◆ Required task:
Decide whether each statement below agrees with the passage on the oil shut-down, answering yes or no and quoting the exact words of the passage that settle it. 1. The men the producers bargained with expected that setting the oil apart would push prices up. 2. The people who lost were the ones who speculated for the rise. 3. Production in 1888 was lower than in 1887.

··· Extracted text ···

The men with whom the producers made their bargain, shrewder than they, and versed in the dynamics of the markets, knew that the effect of setting apart 6,000,000 barrels of oil would be ultimately depressive to prices, not stimulating. Not knowing when or at what price this vast amount would be unloaded, buyers, both for use and for speculation, would be made timid, and prices would be held in check. The shut-down produced a great gambling mania. Untold millions were lost by men in the oil country, who gambled on the exchanges to make the profits of the expected advance. Local panics, bank failures, ruin in all its shapes, were the escort of shame and loss which marched with the shut-down. Curiously enough, it was those who speculated for the rise who were the losers. There was against them an element which knew better than they what prices were going to be, for it made them. It is this ability of insiders to bet on a certainty which has been the destruction of the oil exchanges. From Pittsburg to New York they are now practically all dead.

The amount of the reduction effected by the shut-down, independent of a natural decline which had set in some months before, has been estimated at 11,000,000 to 15,000,000 barrels. The production ran down from 25,798,000 barrels in 1886 to 21,478,883 in 1887, and 16,488,688 in 1888. In 1889 it was up to 21,487,435 again, and in 1890, 29,130,910.

··· Given data ···

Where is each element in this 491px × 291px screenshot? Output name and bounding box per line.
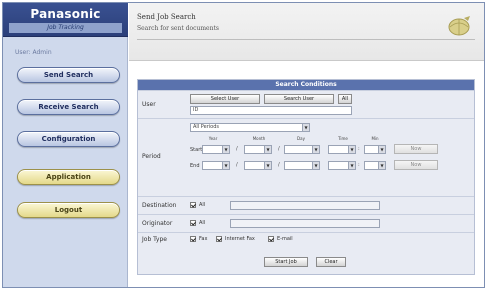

···

◆ Result of the exercise:
1. No: "knew that the effect of setting apart 6,000,000 barrels of oil would be ultimately depressive to prices, not stimulating."
2. Yes: "it was those who speculated for the rise who were the losers."
3. Yes: "21,478,883 in 1887, and 16,488,688 in 1888."